▸ **OBJETIVO DEL EJERCICIO**
Responda brevemente, según el texto dado:
(a) ¿Qué cita bíblica acompaña la aclamación inicial?
(b) ¿Con qué dos actos comienza la liturgia del día?
(c) ¿Dónde comienza la procesión de las palmas?

Hossana al Hijo de David. Bendito el que viene en nombre del Señor, el Rey de Israel. Hosanna en el Cielo. Mt. 21,9.
Queridos hermanos en el Señor Jesús, hoy entramos en la Semana Santa y la liturgia del día es muy particular. Comenzamos con la bendición de las palmas y la lectura del Evangelio sobre la entrada de Jesús en Jerusalén; luego escuchamos la pasión de Cristo. Hay tres detalles en los que quisiera que nos centráramos.
Primero, que la procesión de las palmas comience en la parroquia. Tras la lectura del Evangelio y la bendición de las palmas, el sacerdote se dirige al lugar donde se celebrará la Santa Misa. Esto hace presente a Jesús avanzando para cumplir su misión. Entró en Jerusalén sabiendo que daría su vida en obediencia al Padre.

▸ **MATERIAL PROPORCIONADO**
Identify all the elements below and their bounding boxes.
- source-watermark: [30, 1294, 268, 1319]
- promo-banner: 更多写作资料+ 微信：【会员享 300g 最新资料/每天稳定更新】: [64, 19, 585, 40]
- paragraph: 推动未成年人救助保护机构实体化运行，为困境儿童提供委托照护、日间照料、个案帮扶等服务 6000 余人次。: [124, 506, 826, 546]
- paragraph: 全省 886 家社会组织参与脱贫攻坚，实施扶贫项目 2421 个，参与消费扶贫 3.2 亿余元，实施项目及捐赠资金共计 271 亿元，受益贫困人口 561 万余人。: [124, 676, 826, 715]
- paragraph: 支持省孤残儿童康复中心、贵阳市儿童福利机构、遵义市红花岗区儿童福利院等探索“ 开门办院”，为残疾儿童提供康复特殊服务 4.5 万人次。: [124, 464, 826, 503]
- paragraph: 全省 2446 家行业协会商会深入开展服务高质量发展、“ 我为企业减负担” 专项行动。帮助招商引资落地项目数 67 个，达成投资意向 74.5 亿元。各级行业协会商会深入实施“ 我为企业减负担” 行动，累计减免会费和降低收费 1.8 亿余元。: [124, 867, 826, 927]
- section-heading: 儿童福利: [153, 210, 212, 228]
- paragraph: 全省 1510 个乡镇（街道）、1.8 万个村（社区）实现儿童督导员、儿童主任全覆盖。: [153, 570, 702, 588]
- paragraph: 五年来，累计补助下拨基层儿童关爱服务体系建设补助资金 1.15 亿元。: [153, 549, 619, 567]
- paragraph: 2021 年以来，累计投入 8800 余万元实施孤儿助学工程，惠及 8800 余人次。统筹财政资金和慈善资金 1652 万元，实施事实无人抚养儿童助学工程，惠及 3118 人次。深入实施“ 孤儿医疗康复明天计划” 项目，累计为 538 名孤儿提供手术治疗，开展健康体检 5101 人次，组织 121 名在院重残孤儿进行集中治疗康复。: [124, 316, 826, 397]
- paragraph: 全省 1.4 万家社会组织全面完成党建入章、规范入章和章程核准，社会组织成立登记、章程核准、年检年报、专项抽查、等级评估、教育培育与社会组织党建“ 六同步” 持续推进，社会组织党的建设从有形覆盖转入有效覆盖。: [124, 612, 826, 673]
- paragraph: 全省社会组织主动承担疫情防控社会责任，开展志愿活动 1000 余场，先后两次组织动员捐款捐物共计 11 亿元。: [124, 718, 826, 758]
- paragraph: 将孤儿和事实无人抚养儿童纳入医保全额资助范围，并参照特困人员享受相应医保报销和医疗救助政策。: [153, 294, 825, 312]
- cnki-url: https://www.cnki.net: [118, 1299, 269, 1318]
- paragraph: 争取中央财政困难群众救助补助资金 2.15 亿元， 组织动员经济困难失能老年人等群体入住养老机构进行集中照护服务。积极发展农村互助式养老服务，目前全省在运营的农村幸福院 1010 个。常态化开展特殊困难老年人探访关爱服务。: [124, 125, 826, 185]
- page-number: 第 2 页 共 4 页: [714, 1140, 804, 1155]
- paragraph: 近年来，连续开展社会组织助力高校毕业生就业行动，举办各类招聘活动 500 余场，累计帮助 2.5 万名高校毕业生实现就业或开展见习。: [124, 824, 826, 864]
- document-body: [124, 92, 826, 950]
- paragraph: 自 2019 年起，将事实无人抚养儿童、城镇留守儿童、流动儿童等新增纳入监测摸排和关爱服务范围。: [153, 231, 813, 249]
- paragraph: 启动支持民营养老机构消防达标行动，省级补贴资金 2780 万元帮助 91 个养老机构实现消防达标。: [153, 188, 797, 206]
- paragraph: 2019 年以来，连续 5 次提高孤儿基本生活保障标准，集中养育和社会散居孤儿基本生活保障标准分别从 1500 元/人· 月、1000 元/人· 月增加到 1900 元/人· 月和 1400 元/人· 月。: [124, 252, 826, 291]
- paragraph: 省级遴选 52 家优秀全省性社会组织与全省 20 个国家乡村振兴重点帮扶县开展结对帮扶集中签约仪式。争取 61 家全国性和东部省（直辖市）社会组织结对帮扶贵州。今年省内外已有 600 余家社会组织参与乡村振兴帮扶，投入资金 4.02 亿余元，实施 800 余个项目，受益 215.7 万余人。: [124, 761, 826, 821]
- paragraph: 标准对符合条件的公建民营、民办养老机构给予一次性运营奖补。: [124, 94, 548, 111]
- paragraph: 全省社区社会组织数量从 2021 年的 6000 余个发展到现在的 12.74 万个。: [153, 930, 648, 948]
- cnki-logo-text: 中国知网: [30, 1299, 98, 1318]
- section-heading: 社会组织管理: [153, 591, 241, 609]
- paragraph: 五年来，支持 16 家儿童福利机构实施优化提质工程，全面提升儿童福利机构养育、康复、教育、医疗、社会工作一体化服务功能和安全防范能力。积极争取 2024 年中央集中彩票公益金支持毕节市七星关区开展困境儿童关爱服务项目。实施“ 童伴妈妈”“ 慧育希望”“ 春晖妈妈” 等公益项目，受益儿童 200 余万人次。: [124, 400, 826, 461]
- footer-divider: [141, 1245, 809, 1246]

▸ **ESPACIO DE RESPUESTA**
(a) Mt. 21,9.
(b) Con la bendición de las palmas y la lectura del Evangelio sobre la entrada de Jesús en Jerusalén.
(c) En la parroquia.